_The exercise_.
Each line that contains the string "Strength" counts once; report how many such lines appear in the data, as a number only.

_Material provided_.
━━━━

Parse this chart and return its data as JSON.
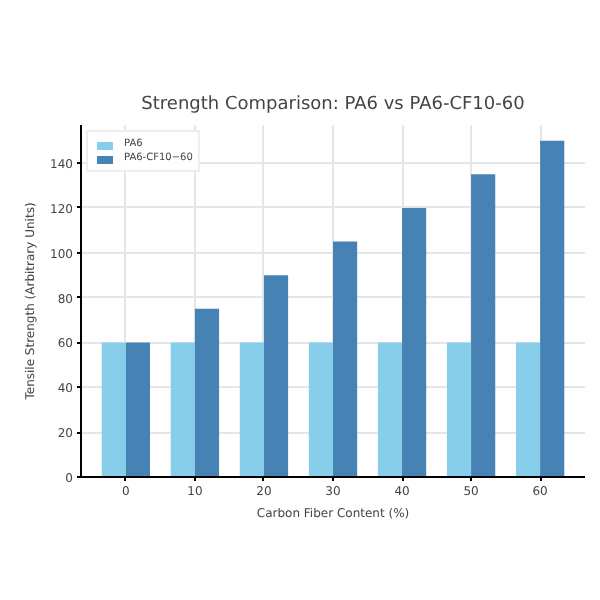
{
  "chart_data": {
    "type": "bar",
    "title": "Strength Comparison: PA6 vs PA6-CF10-60",
    "xlabel": "Carbon Fiber Content (%)",
    "ylabel": "Tensile Strength (Arbitrary Units)",
    "categories": [
      "0",
      "10",
      "20",
      "30",
      "40",
      "50",
      "60"
    ],
    "series": [
      {
        "name": "PA6",
        "color": "#87ceeb",
        "values": [
          60,
          60,
          60,
          60,
          60,
          60,
          60
        ]
      },
      {
        "name": "PA6-CF10−60",
        "color": "#4682b4",
        "values": [
          60,
          75,
          90,
          105,
          120,
          135,
          150
        ]
      }
    ],
    "ylim": [
      0,
      157
    ],
    "yticks": [
      0,
      20,
      40,
      60,
      80,
      100,
      120,
      140
    ],
    "grid": true,
    "legend": "top left"
  }
}
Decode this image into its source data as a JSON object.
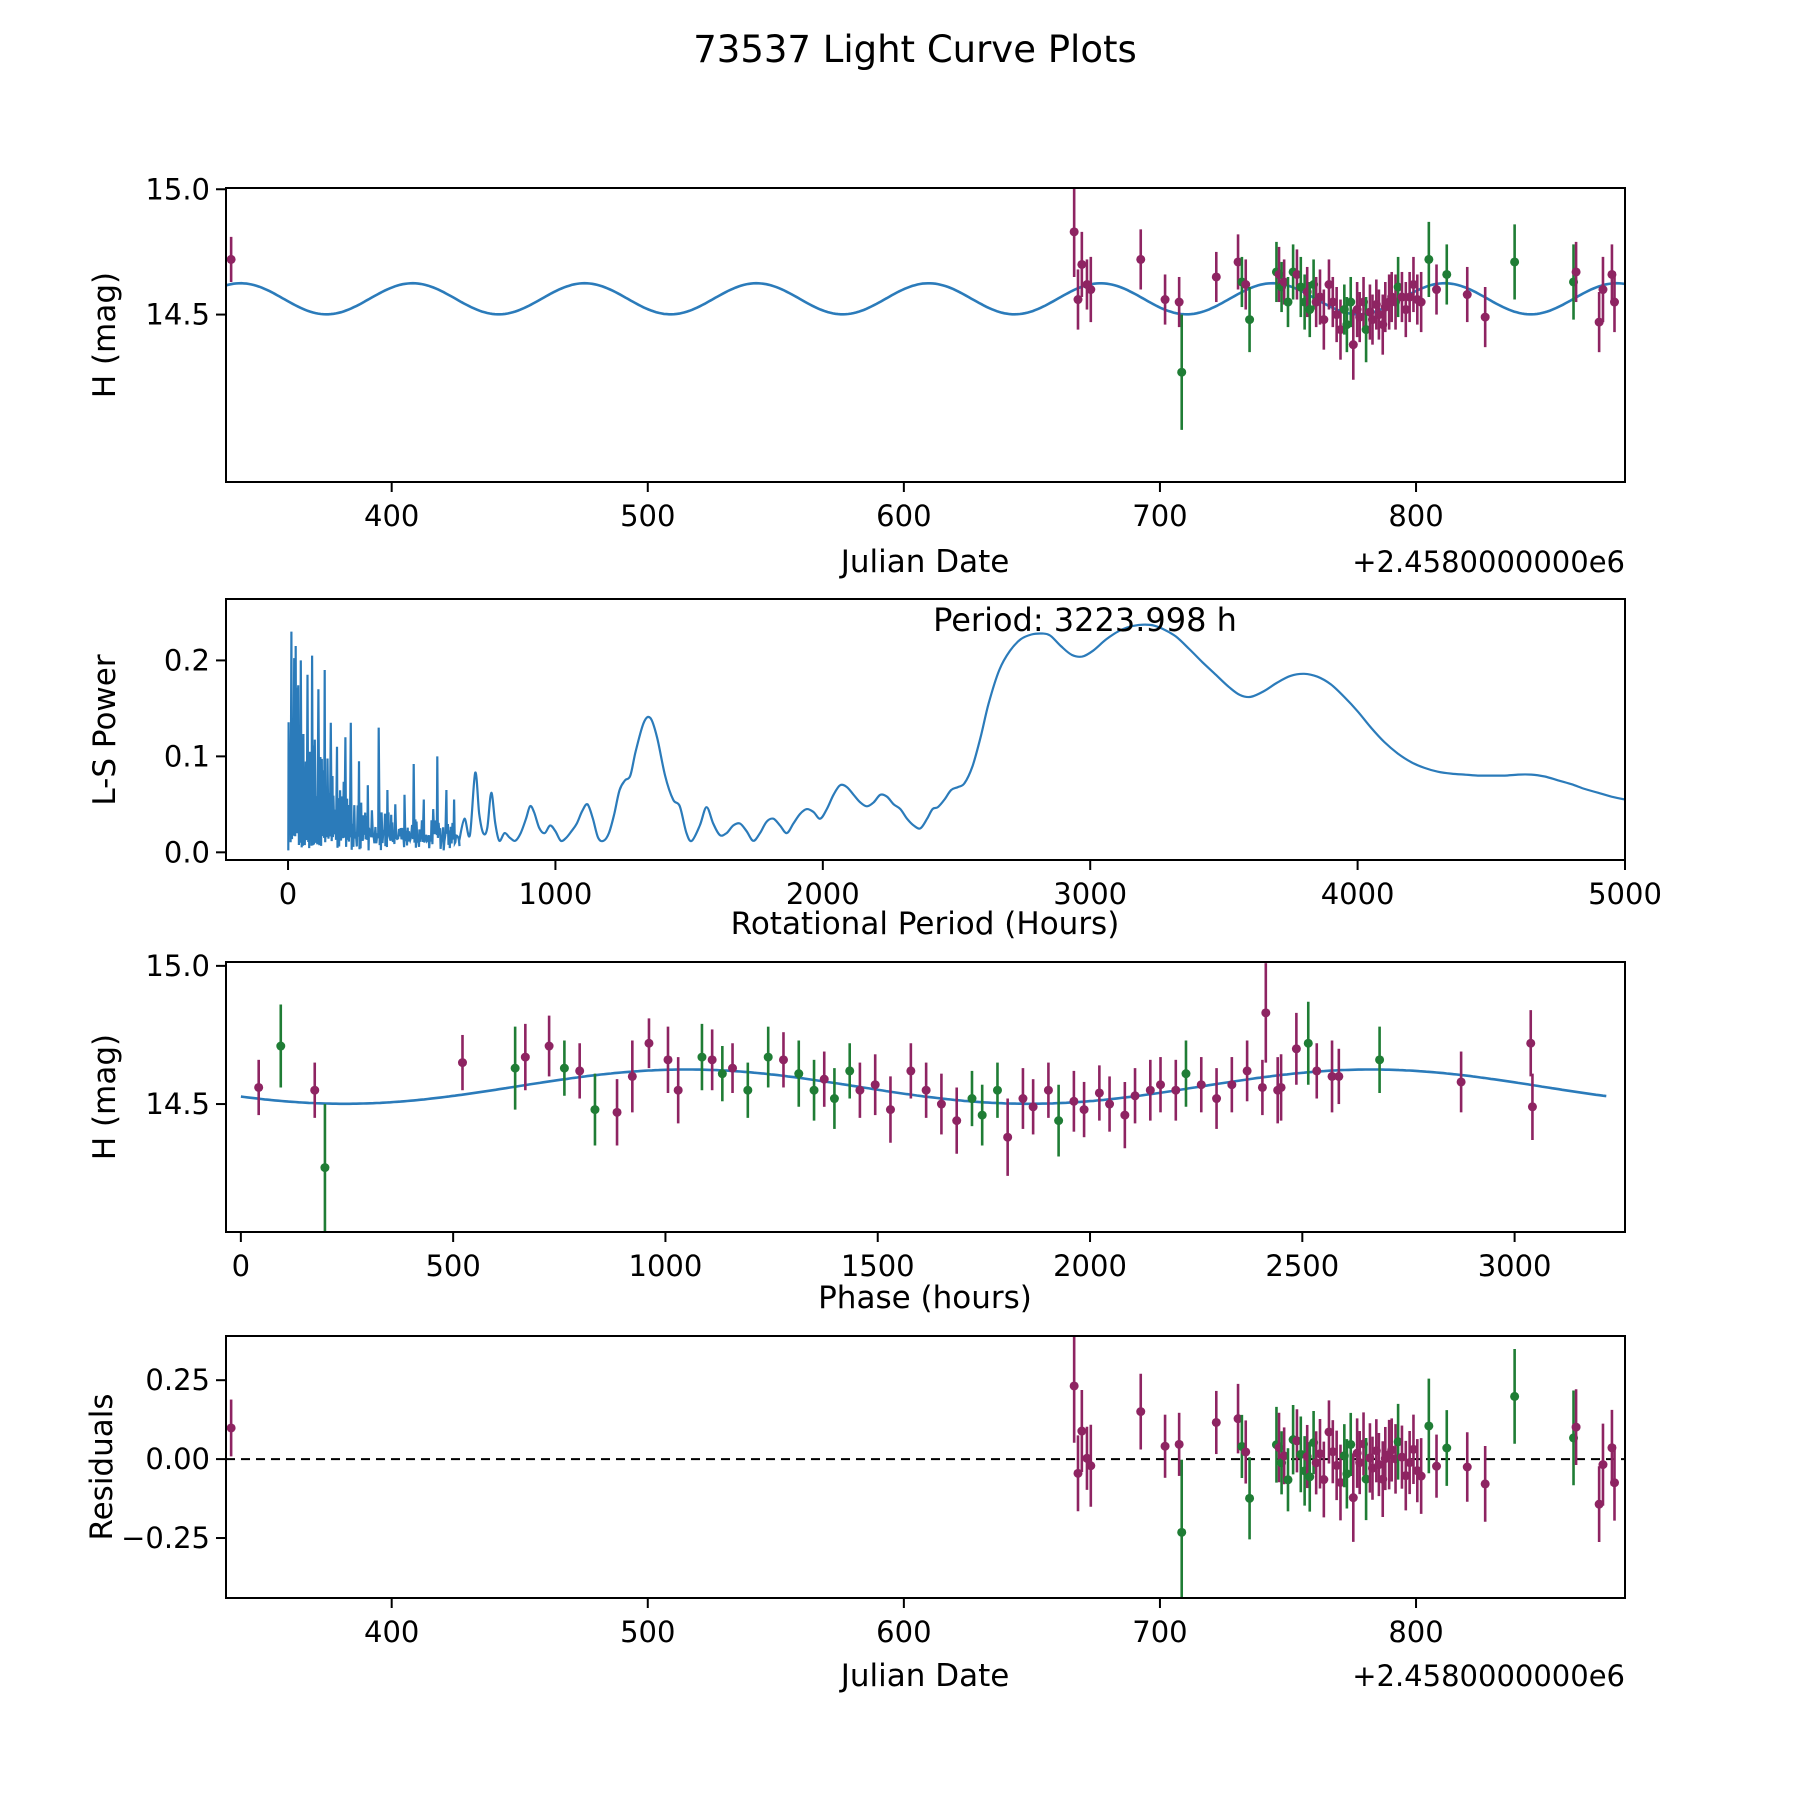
{
  "title": "73537 Light Curve Plots",
  "colors": {
    "fit_line": "#2b7bba",
    "periodogram_line": "#2b7bba",
    "group_purple": "#8e2462",
    "group_green": "#1f7d35",
    "zero_line": "#000000",
    "axes": "#000000"
  },
  "model": {
    "mean_mag": 14.563,
    "amplitude_mag": 0.062,
    "period_hours": 3223.998,
    "harmonic": 2,
    "phase_reference_jd_minus_2458000": 297.25
  },
  "observations": {
    "columns": [
      "jd_minus_2458000",
      "h_mag",
      "h_err",
      "group"
    ],
    "groups": {
      "0": "purple-dataset",
      "1": "green-dataset"
    },
    "rows": [
      [
        337.3,
        14.72,
        0.09,
        0
      ],
      [
        666.5,
        14.83,
        0.18,
        0
      ],
      [
        668.0,
        14.56,
        0.12,
        0
      ],
      [
        669.5,
        14.7,
        0.13,
        0
      ],
      [
        671.5,
        14.62,
        0.1,
        0
      ],
      [
        673.0,
        14.6,
        0.13,
        0
      ],
      [
        692.5,
        14.72,
        0.12,
        0
      ],
      [
        702.0,
        14.56,
        0.1,
        0
      ],
      [
        707.5,
        14.55,
        0.1,
        0
      ],
      [
        708.5,
        14.27,
        0.23,
        1
      ],
      [
        722.0,
        14.65,
        0.1,
        0
      ],
      [
        730.5,
        14.71,
        0.11,
        0
      ],
      [
        732.0,
        14.63,
        0.1,
        1
      ],
      [
        733.5,
        14.62,
        0.1,
        0
      ],
      [
        735.0,
        14.48,
        0.13,
        1
      ],
      [
        745.5,
        14.67,
        0.12,
        1
      ],
      [
        746.5,
        14.66,
        0.11,
        0
      ],
      [
        747.5,
        14.61,
        0.1,
        1
      ],
      [
        748.5,
        14.63,
        0.09,
        0
      ],
      [
        750.0,
        14.55,
        0.1,
        1
      ],
      [
        752.0,
        14.67,
        0.11,
        1
      ],
      [
        753.5,
        14.66,
        0.1,
        0
      ],
      [
        755.0,
        14.61,
        0.12,
        1
      ],
      [
        756.5,
        14.55,
        0.11,
        1
      ],
      [
        757.5,
        14.59,
        0.1,
        0
      ],
      [
        758.5,
        14.52,
        0.11,
        1
      ],
      [
        760.0,
        14.62,
        0.1,
        1
      ],
      [
        761.0,
        14.55,
        0.1,
        0
      ],
      [
        762.5,
        14.57,
        0.11,
        0
      ],
      [
        764.0,
        14.48,
        0.12,
        0
      ],
      [
        766.0,
        14.62,
        0.1,
        0
      ],
      [
        767.5,
        14.55,
        0.1,
        0
      ],
      [
        769.0,
        14.5,
        0.11,
        0
      ],
      [
        770.5,
        14.44,
        0.12,
        0
      ],
      [
        772.0,
        14.52,
        0.1,
        1
      ],
      [
        773.0,
        14.46,
        0.11,
        1
      ],
      [
        774.5,
        14.55,
        0.1,
        1
      ],
      [
        775.5,
        14.38,
        0.14,
        0
      ],
      [
        777.0,
        14.52,
        0.11,
        0
      ],
      [
        778.0,
        14.49,
        0.1,
        0
      ],
      [
        779.5,
        14.55,
        0.1,
        0
      ],
      [
        780.5,
        14.44,
        0.13,
        1
      ],
      [
        782.0,
        14.51,
        0.11,
        0
      ],
      [
        783.0,
        14.48,
        0.1,
        0
      ],
      [
        784.5,
        14.54,
        0.1,
        0
      ],
      [
        785.5,
        14.5,
        0.1,
        0
      ],
      [
        787.0,
        14.46,
        0.12,
        0
      ],
      [
        788.0,
        14.53,
        0.1,
        0
      ],
      [
        789.5,
        14.55,
        0.11,
        0
      ],
      [
        790.5,
        14.57,
        0.1,
        0
      ],
      [
        792.0,
        14.55,
        0.11,
        0
      ],
      [
        793.0,
        14.61,
        0.12,
        1
      ],
      [
        794.5,
        14.57,
        0.1,
        0
      ],
      [
        796.0,
        14.52,
        0.11,
        0
      ],
      [
        797.5,
        14.57,
        0.1,
        0
      ],
      [
        799.0,
        14.62,
        0.11,
        0
      ],
      [
        800.5,
        14.56,
        0.1,
        0
      ],
      [
        802.0,
        14.55,
        0.12,
        0
      ],
      [
        805.0,
        14.72,
        0.15,
        1
      ],
      [
        808.0,
        14.6,
        0.1,
        0
      ],
      [
        812.0,
        14.66,
        0.12,
        1
      ],
      [
        820.0,
        14.58,
        0.11,
        0
      ],
      [
        827.0,
        14.49,
        0.12,
        0
      ],
      [
        838.5,
        14.71,
        0.15,
        1
      ],
      [
        861.5,
        14.63,
        0.15,
        1
      ],
      [
        862.5,
        14.67,
        0.12,
        0
      ],
      [
        871.5,
        14.47,
        0.12,
        0
      ],
      [
        873.0,
        14.6,
        0.13,
        0
      ],
      [
        876.5,
        14.66,
        0.12,
        0
      ],
      [
        877.5,
        14.55,
        0.12,
        0
      ]
    ]
  },
  "chart_data": [
    {
      "id": "light_curve",
      "type": "scatter",
      "xlabel": "Julian Date",
      "ylabel": "H (mag)",
      "x_offset_text": "+2.4580000000e6",
      "xlim": [
        335.3,
        881.6
      ],
      "ylim": [
        13.832,
        15.005
      ],
      "xticks": [
        400,
        500,
        600,
        700,
        800
      ],
      "xtick_labels": [
        "400",
        "500",
        "600",
        "700",
        "800"
      ],
      "yticks": [
        15.0,
        14.5
      ],
      "ytick_labels": [
        "15.0",
        "14.5"
      ]
    },
    {
      "id": "periodogram",
      "type": "line",
      "xlabel": "Rotational Period (Hours)",
      "ylabel": "L-S Power",
      "annotation": "Period: 3223.998 h",
      "best_period_hours": 3223.998,
      "xlim": [
        -232,
        5000
      ],
      "ylim": [
        -0.008,
        0.264
      ],
      "xticks": [
        0,
        1000,
        2000,
        3000,
        4000,
        5000
      ],
      "xtick_labels": [
        "0",
        "1000",
        "2000",
        "3000",
        "4000",
        "5000"
      ],
      "yticks": [
        0.0,
        0.1,
        0.2
      ],
      "ytick_labels": [
        "0.0",
        "0.1",
        "0.2"
      ],
      "noise_region": {
        "x_max": 640,
        "seed": 123456,
        "landmarks": [
          [
            15,
            0.23
          ],
          [
            30,
            0.215
          ],
          [
            50,
            0.2
          ],
          [
            70,
            0.185
          ],
          [
            90,
            0.205
          ],
          [
            115,
            0.17
          ],
          [
            135,
            0.19
          ],
          [
            160,
            0.135
          ],
          [
            185,
            0.11
          ],
          [
            215,
            0.12
          ],
          [
            235,
            0.135
          ],
          [
            265,
            0.095
          ],
          [
            300,
            0.07
          ],
          [
            340,
            0.13
          ],
          [
            370,
            0.065
          ],
          [
            400,
            0.05
          ],
          [
            435,
            0.06
          ],
          [
            470,
            0.092
          ],
          [
            505,
            0.055
          ],
          [
            540,
            0.045
          ],
          [
            560,
            0.1
          ],
          [
            590,
            0.065
          ],
          [
            620,
            0.055
          ]
        ]
      },
      "smooth_curve": [
        [
          640,
          0.012
        ],
        [
          660,
          0.035
        ],
        [
          680,
          0.018
        ],
        [
          700,
          0.083
        ],
        [
          715,
          0.04
        ],
        [
          730,
          0.02
        ],
        [
          745,
          0.025
        ],
        [
          760,
          0.062
        ],
        [
          775,
          0.03
        ],
        [
          790,
          0.012
        ],
        [
          810,
          0.02
        ],
        [
          830,
          0.015
        ],
        [
          850,
          0.012
        ],
        [
          870,
          0.02
        ],
        [
          890,
          0.035
        ],
        [
          905,
          0.048
        ],
        [
          920,
          0.042
        ],
        [
          940,
          0.025
        ],
        [
          960,
          0.02
        ],
        [
          980,
          0.028
        ],
        [
          1000,
          0.022
        ],
        [
          1020,
          0.012
        ],
        [
          1040,
          0.015
        ],
        [
          1060,
          0.022
        ],
        [
          1080,
          0.03
        ],
        [
          1100,
          0.043
        ],
        [
          1120,
          0.05
        ],
        [
          1140,
          0.035
        ],
        [
          1160,
          0.015
        ],
        [
          1180,
          0.012
        ],
        [
          1200,
          0.02
        ],
        [
          1220,
          0.04
        ],
        [
          1240,
          0.065
        ],
        [
          1260,
          0.075
        ],
        [
          1280,
          0.08
        ],
        [
          1300,
          0.105
        ],
        [
          1330,
          0.135
        ],
        [
          1355,
          0.14
        ],
        [
          1380,
          0.12
        ],
        [
          1410,
          0.08
        ],
        [
          1440,
          0.055
        ],
        [
          1465,
          0.048
        ],
        [
          1490,
          0.02
        ],
        [
          1510,
          0.012
        ],
        [
          1540,
          0.028
        ],
        [
          1565,
          0.047
        ],
        [
          1590,
          0.03
        ],
        [
          1615,
          0.018
        ],
        [
          1640,
          0.02
        ],
        [
          1665,
          0.028
        ],
        [
          1690,
          0.03
        ],
        [
          1715,
          0.022
        ],
        [
          1740,
          0.012
        ],
        [
          1765,
          0.02
        ],
        [
          1790,
          0.032
        ],
        [
          1815,
          0.035
        ],
        [
          1840,
          0.028
        ],
        [
          1865,
          0.02
        ],
        [
          1890,
          0.03
        ],
        [
          1915,
          0.04
        ],
        [
          1940,
          0.045
        ],
        [
          1965,
          0.042
        ],
        [
          1990,
          0.035
        ],
        [
          2015,
          0.045
        ],
        [
          2040,
          0.06
        ],
        [
          2065,
          0.07
        ],
        [
          2090,
          0.068
        ],
        [
          2115,
          0.06
        ],
        [
          2140,
          0.052
        ],
        [
          2165,
          0.048
        ],
        [
          2190,
          0.052
        ],
        [
          2215,
          0.06
        ],
        [
          2240,
          0.058
        ],
        [
          2265,
          0.05
        ],
        [
          2290,
          0.045
        ],
        [
          2315,
          0.035
        ],
        [
          2340,
          0.028
        ],
        [
          2365,
          0.025
        ],
        [
          2390,
          0.035
        ],
        [
          2410,
          0.045
        ],
        [
          2430,
          0.047
        ],
        [
          2455,
          0.055
        ],
        [
          2480,
          0.065
        ],
        [
          2505,
          0.068
        ],
        [
          2530,
          0.072
        ],
        [
          2560,
          0.09
        ],
        [
          2590,
          0.12
        ],
        [
          2620,
          0.155
        ],
        [
          2660,
          0.19
        ],
        [
          2700,
          0.21
        ],
        [
          2740,
          0.222
        ],
        [
          2780,
          0.227
        ],
        [
          2820,
          0.228
        ],
        [
          2850,
          0.226
        ],
        [
          2890,
          0.215
        ],
        [
          2930,
          0.206
        ],
        [
          2970,
          0.204
        ],
        [
          3010,
          0.21
        ],
        [
          3060,
          0.222
        ],
        [
          3110,
          0.231
        ],
        [
          3160,
          0.236
        ],
        [
          3224,
          0.237
        ],
        [
          3270,
          0.233
        ],
        [
          3320,
          0.225
        ],
        [
          3370,
          0.212
        ],
        [
          3420,
          0.198
        ],
        [
          3470,
          0.185
        ],
        [
          3520,
          0.172
        ],
        [
          3560,
          0.164
        ],
        [
          3600,
          0.162
        ],
        [
          3650,
          0.168
        ],
        [
          3700,
          0.177
        ],
        [
          3750,
          0.184
        ],
        [
          3800,
          0.186
        ],
        [
          3850,
          0.183
        ],
        [
          3900,
          0.175
        ],
        [
          3950,
          0.162
        ],
        [
          4000,
          0.147
        ],
        [
          4050,
          0.13
        ],
        [
          4100,
          0.115
        ],
        [
          4150,
          0.103
        ],
        [
          4200,
          0.094
        ],
        [
          4250,
          0.088
        ],
        [
          4300,
          0.084
        ],
        [
          4350,
          0.082
        ],
        [
          4400,
          0.081
        ],
        [
          4450,
          0.08
        ],
        [
          4500,
          0.08
        ],
        [
          4550,
          0.08
        ],
        [
          4600,
          0.081
        ],
        [
          4650,
          0.081
        ],
        [
          4700,
          0.079
        ],
        [
          4750,
          0.075
        ],
        [
          4800,
          0.071
        ],
        [
          4850,
          0.066
        ],
        [
          4900,
          0.062
        ],
        [
          4950,
          0.058
        ],
        [
          5000,
          0.055
        ]
      ]
    },
    {
      "id": "phased_light_curve",
      "type": "scatter",
      "xlabel": "Phase (hours)",
      "ylabel": "H (mag)",
      "xlim": [
        -35,
        3260
      ],
      "ylim": [
        14.037,
        15.014
      ],
      "xticks": [
        0,
        500,
        1000,
        1500,
        2000,
        2500,
        3000
      ],
      "xtick_labels": [
        "0",
        "500",
        "1000",
        "1500",
        "2000",
        "2500",
        "3000"
      ],
      "yticks": [
        15.0,
        14.5
      ],
      "ytick_labels": [
        "15.0",
        "14.5"
      ]
    },
    {
      "id": "residuals",
      "type": "scatter",
      "xlabel": "Julian Date",
      "ylabel": "Residuals",
      "x_offset_text": "+2.4580000000e6",
      "xlim": [
        335.3,
        881.6
      ],
      "ylim": [
        -0.44,
        0.39
      ],
      "xticks": [
        400,
        500,
        600,
        700,
        800
      ],
      "xtick_labels": [
        "400",
        "500",
        "600",
        "700",
        "800"
      ],
      "yticks": [
        0.25,
        0.0,
        -0.25
      ],
      "ytick_labels": [
        "0.25",
        "0.00",
        "−0.25"
      ],
      "zero_line": true
    }
  ]
}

━━━━

_Complete output_.
2